Stored entries:
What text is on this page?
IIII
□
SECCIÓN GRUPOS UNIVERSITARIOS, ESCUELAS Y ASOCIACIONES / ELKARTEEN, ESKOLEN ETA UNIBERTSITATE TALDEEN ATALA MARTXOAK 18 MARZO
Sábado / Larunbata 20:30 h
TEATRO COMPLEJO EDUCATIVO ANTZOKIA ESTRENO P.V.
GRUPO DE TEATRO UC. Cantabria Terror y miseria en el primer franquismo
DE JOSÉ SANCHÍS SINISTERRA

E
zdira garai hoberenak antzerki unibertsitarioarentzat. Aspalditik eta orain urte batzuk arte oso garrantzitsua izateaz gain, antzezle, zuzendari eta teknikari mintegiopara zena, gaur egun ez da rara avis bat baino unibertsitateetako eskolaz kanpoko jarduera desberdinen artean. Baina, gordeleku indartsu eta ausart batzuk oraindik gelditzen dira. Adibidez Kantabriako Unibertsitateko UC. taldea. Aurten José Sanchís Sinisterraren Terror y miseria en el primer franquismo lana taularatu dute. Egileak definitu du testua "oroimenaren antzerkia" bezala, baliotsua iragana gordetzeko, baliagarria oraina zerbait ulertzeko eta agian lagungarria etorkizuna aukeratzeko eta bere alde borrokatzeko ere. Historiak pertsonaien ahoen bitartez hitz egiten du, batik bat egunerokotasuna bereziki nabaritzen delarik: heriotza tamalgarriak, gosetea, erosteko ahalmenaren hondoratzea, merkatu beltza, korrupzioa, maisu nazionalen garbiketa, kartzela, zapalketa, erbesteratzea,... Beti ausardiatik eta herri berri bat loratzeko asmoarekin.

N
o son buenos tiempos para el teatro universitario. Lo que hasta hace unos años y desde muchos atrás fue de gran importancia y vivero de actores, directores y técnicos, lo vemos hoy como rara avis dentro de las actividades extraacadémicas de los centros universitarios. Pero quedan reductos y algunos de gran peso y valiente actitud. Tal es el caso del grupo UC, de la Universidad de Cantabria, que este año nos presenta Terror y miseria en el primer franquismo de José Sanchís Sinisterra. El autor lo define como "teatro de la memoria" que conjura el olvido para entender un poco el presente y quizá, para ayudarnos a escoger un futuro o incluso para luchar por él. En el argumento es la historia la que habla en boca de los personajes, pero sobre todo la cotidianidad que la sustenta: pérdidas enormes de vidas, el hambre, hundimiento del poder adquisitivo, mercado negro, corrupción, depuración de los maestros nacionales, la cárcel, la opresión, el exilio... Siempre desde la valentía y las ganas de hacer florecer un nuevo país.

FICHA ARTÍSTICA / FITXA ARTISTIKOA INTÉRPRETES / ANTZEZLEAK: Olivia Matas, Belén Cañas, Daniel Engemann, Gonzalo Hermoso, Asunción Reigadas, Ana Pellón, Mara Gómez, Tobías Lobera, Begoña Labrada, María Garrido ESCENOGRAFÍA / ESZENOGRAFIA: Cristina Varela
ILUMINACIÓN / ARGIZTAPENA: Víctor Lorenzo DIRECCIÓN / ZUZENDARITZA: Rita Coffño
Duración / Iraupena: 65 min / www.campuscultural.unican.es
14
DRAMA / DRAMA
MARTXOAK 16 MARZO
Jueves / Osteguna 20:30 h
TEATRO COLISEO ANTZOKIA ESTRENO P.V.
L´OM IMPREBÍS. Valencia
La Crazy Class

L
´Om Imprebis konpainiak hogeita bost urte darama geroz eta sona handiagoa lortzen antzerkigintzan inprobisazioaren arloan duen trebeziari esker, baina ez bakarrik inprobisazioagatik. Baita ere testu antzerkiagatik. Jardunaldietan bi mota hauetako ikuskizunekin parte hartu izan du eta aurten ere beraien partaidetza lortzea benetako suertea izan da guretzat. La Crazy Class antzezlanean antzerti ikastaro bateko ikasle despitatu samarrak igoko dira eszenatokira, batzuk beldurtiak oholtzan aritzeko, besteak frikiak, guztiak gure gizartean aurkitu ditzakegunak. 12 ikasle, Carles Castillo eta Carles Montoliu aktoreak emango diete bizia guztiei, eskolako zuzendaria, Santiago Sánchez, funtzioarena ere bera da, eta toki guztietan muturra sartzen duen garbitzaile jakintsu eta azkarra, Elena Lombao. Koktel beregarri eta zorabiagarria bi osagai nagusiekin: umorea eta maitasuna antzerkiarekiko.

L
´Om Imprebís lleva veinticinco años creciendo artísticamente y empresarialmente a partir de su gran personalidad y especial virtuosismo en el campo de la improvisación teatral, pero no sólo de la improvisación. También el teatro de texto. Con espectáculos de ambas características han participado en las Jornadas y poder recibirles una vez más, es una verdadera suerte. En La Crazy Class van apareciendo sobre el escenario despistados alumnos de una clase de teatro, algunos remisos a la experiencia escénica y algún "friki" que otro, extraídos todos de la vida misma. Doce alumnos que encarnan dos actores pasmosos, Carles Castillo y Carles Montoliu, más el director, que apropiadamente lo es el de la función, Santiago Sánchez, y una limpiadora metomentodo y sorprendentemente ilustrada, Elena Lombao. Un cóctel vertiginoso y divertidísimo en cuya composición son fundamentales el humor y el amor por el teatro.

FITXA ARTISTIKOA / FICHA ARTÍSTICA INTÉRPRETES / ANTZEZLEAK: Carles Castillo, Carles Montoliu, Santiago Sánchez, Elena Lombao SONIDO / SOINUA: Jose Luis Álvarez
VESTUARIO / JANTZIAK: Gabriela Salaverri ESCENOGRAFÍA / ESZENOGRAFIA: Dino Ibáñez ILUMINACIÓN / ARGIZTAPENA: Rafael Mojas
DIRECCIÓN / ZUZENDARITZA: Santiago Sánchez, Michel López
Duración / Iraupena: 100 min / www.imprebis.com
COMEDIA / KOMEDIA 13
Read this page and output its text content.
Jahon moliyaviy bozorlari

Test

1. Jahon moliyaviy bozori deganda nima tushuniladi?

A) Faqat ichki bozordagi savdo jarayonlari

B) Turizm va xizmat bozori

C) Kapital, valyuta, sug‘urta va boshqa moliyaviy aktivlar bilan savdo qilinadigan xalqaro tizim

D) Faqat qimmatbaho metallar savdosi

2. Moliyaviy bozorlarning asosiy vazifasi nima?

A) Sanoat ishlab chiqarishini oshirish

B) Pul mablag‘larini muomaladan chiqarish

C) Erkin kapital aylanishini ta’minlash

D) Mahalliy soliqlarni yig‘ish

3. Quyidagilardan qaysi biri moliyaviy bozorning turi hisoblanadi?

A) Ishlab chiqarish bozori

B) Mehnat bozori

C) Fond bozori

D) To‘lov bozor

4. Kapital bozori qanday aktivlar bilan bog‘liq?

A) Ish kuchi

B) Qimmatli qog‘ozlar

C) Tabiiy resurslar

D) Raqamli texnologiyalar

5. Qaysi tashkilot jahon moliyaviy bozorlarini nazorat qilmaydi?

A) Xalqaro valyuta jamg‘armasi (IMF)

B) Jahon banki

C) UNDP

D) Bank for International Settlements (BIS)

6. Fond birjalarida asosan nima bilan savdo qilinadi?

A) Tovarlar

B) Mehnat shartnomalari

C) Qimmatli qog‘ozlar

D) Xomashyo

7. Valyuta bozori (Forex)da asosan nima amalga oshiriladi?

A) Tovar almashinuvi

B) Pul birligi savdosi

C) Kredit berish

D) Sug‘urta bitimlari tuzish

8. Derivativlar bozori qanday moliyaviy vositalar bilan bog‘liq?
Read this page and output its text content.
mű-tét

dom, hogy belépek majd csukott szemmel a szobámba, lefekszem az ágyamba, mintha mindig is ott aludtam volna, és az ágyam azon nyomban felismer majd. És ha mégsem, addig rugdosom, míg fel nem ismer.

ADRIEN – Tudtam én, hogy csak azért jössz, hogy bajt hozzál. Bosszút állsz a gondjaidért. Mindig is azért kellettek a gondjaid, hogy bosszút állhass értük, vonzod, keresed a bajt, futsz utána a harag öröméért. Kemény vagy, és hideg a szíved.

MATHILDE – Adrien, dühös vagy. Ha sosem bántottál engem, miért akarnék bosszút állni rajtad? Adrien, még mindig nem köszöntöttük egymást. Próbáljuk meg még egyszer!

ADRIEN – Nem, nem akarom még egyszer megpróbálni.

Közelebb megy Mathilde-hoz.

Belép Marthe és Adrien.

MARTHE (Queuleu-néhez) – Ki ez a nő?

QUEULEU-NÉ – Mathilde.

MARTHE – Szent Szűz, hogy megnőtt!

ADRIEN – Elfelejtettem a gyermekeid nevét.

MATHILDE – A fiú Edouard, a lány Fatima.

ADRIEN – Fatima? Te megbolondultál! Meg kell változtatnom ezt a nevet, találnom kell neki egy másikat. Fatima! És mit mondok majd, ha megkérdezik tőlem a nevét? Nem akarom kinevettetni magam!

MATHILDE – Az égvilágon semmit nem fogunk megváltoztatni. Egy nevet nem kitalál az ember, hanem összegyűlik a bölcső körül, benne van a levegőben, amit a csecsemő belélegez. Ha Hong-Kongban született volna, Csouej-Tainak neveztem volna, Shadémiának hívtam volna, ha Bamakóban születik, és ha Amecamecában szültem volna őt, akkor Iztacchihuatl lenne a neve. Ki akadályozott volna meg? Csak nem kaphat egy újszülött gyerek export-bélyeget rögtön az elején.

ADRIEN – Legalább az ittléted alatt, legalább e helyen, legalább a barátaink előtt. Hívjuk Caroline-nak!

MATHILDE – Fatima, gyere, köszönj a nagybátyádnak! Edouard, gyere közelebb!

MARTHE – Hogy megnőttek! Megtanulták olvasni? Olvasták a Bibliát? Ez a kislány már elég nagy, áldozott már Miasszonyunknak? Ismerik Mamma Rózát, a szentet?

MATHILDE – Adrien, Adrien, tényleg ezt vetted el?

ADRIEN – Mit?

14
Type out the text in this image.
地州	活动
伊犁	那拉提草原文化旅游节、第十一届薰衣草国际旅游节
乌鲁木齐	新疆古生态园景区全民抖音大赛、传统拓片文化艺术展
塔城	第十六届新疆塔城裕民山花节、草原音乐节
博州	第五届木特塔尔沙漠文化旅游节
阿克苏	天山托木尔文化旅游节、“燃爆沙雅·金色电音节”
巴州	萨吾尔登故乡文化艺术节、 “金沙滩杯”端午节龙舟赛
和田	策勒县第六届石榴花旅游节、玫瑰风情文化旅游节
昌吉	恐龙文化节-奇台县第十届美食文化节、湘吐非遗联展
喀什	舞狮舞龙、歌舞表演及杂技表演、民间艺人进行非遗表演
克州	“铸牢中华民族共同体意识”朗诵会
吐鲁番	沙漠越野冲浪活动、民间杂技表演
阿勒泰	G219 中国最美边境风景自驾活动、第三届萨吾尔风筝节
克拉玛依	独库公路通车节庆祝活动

■ PROBLEM TO WORK ON: Find each line holding the string "aktivlar" and copy it out.

■ ANSWER TO THIS TASK:
C) Kapital, valyuta, sug‘urta va boshqa moliyaviy aktivlar bilan savdo qilinadigan xalqaro tizim
4. Kapital bozori qanday aktivlar bilan bog‘liq?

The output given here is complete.